**MATERIAL**
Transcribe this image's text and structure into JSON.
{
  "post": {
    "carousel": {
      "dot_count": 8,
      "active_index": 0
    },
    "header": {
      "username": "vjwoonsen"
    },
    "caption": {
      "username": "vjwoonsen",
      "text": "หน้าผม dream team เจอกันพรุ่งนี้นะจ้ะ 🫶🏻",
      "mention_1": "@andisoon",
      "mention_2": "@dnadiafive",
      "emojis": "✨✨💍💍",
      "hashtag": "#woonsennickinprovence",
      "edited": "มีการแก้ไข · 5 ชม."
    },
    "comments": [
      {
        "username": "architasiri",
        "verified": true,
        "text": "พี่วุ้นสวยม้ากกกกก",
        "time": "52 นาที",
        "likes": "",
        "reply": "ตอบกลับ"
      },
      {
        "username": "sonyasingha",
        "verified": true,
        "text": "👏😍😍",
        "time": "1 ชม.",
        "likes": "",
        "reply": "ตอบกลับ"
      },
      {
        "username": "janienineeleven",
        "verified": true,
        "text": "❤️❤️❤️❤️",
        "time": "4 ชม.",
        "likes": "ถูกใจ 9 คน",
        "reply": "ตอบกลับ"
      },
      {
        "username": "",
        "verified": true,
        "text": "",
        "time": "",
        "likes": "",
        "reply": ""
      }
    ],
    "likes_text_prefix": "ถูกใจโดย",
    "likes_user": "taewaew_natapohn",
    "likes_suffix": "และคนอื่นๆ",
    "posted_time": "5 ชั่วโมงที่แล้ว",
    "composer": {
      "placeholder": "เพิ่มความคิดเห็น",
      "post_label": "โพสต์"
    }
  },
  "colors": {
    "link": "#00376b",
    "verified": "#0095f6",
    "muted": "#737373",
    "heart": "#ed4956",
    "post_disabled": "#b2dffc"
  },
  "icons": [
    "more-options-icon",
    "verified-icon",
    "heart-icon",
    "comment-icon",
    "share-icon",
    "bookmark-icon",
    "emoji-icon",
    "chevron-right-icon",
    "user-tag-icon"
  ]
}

**WHAT YOU HAVE TO DO**
Count the lines above that contain the word "username", and give only that number.

**ANSWER TO THIS PROBLEM**
6